> [PAGE EXTRACT]
————
Ukraine and imperialism after three years of war (1 of 2)

At the start of last year media in the West was still predicting Ukrainian victory, continuing the theme from early in the war by pointing to its invasion of Kursk and Zelensky’s ‘victory plan’. We were expected to forget the previous claims that accompanied the Ukrainian offensive in 2023, even when it was obviously failing; the repeated claims that Russia was running out of missiles, almost from the time it began using them in early 2022; that the Russian army was increasingly demoralised; that sanctions would turn the Ruble to rubble and the Russian economy would be cut in half, and repeated claims about Russian casualties while ignoring Ukrainian losses.

By the end of the year the media was speculating on how the West must avoid Ukrainian defeat and achieve stabilisation of the front in order to bolster its negotiating position.  Much ink has been spilt on what the West’s and Ukraine’s negotiating position should be, usually with no reference to what the Russians would find acceptable.  On occasions this has been taken into account it turns out that there is no basis for an agreement, on the grounds that Russia will not accept Ukrainian membership of NATO even if it is postponed for ten or twenty years, and no acceptance of a ceasefire that entails Ukrainian rejection of existing Russian territorial gains or limits to its future military capacity to recommence hostilities and recapture them.

Western imperialism is playing its part by continuing to supply weapons to Ukraine and to tighten sanctions but it has played almost all its hand of escalation, and its ability to supply more of the same weaponry is increasingly limited while escalatory risk in supplying new weaponry is considered unacceptable.  With daily advances by Russian forces it is clear that freezing the conflict is the preferred solution.  The point of the war from NATO’s point of view has been to weaken Russia and if possible reduce its capacity to stand against US  encroachment not only in Ukraine but also in Asia, all in order to press against China.

If Western imperialism really believed that the conquest of all of Ukraine is a prelude to Russian tanks driving through Eastern Europe (and consequently threatening Western Europe) it would have considered the risk of escalation of the war through more direct involvement one that already existed.  Despite current rearmament, the European NATO countries are in no position to fight a conventional war with Russia, not only because of military weakness but because of lack of domestic support.  Beside the cost in lives and in terms of living standards, the West’s support for Israeli genocide and repeated invasion of other countries, and potential war with Iran, means its credibility in selling sacrifices on humanitarian grounds is weak.  Already, the number of incumbent governments falling in elections is testament to widespread dissatisfaction to which the war is a major contributor.
————
> [DATASET EXCERPT]
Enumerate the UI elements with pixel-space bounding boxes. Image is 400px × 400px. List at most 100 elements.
————
> [WHAT YOU HAVE TO DO]
Please answer these questions about the article on Ukraine and imperialism, numbering each answer to match its question.
1. What did repeated claims say sanctions would turn the Ruble into?
2. What does the article say Russia will not accept even if it is postponed for ten or twenty years?
3. Besides military weakness, what reason does the article give for European NATO countries being in no position to fight a conventional war with Russia?

> [THE COMPLETED TASK]
1. Rubble.
2. Ukrainian membership of NATO.
3. Lack of domestic support.